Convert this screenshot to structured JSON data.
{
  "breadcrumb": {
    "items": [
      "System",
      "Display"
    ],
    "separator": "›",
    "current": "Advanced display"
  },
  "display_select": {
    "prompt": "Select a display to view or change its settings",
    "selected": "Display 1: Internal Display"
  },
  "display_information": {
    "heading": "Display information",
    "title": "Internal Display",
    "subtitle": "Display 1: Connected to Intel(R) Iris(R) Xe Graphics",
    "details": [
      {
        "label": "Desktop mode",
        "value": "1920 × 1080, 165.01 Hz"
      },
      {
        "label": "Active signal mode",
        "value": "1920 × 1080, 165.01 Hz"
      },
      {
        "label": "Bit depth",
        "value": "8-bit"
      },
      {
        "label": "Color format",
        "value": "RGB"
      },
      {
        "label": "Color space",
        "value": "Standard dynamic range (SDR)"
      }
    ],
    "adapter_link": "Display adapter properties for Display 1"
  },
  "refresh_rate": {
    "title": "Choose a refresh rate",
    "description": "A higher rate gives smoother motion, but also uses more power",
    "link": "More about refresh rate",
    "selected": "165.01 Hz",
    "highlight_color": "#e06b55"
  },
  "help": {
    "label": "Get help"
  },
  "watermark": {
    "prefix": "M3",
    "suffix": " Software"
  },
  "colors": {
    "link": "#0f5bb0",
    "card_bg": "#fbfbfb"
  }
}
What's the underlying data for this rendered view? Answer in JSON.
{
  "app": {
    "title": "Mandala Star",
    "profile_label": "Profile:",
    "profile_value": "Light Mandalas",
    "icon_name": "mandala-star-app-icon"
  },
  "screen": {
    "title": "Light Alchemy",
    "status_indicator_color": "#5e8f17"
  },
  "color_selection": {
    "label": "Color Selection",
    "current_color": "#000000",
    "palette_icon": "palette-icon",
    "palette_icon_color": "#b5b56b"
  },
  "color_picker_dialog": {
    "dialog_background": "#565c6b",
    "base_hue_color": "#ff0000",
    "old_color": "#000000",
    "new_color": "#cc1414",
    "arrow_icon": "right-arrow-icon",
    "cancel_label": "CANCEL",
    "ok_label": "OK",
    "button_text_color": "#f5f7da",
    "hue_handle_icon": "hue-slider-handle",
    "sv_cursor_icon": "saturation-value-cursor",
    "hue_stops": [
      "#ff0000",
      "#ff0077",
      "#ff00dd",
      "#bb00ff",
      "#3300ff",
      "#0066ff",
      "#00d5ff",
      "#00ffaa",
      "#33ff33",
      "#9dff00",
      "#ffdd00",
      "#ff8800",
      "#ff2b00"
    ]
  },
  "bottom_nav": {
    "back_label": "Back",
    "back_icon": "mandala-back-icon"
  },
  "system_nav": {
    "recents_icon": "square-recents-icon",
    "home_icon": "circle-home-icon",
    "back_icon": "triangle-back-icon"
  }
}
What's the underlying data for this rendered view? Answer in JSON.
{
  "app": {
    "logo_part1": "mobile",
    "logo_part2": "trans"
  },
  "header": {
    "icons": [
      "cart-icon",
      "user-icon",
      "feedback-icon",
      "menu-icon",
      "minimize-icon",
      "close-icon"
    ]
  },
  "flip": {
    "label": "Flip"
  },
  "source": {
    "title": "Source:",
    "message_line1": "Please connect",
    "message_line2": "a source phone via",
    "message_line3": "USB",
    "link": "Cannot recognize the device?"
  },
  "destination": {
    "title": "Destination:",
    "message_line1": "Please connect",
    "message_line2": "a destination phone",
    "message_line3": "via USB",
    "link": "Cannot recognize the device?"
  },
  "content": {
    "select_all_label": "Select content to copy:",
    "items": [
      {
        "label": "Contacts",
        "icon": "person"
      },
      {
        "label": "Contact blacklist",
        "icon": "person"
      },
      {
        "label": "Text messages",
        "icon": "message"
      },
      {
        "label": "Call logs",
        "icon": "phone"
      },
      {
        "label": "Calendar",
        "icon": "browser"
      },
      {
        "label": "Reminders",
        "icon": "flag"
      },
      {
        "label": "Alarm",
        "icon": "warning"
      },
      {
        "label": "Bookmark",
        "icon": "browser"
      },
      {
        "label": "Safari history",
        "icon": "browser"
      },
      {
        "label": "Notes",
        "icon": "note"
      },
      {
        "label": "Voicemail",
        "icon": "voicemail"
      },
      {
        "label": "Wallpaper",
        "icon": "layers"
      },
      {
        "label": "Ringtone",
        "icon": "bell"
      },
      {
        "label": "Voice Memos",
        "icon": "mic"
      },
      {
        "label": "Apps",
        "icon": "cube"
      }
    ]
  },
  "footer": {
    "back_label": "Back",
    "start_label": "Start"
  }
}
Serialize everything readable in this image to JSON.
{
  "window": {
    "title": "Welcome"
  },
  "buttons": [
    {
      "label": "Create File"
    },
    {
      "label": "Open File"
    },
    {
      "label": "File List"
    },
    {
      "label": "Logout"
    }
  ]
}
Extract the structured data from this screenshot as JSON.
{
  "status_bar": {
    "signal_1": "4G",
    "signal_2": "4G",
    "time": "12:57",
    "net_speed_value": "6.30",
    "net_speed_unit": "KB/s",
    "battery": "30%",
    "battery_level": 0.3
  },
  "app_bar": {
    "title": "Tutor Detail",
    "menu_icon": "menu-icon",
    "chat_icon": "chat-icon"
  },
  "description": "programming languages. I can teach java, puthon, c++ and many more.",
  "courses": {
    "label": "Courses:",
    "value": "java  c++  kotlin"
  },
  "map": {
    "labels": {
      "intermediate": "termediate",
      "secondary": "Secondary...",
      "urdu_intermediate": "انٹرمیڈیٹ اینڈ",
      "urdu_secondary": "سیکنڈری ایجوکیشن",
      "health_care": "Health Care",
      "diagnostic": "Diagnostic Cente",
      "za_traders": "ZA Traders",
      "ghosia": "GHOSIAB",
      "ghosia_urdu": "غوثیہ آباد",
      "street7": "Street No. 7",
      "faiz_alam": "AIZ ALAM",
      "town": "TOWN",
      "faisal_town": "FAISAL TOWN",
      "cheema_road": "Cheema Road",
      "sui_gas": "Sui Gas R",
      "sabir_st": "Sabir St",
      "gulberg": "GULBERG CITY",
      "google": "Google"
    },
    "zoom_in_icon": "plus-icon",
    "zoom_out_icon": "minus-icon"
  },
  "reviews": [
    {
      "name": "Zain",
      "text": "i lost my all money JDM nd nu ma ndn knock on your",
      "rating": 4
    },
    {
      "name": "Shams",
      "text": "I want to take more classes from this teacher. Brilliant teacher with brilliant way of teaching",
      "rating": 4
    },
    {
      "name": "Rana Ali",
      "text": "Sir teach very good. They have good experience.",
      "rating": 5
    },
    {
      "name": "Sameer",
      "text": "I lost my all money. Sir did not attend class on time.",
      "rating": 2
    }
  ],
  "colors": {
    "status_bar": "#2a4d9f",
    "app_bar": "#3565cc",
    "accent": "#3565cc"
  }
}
• • • •
__Directions for this task__.
Show every line from the listing above in which the string "screenshot" appears.

__Answer to the task__.
Convert this screenshot to structured JSON data.
Extract the structured data from this screenshot as JSON.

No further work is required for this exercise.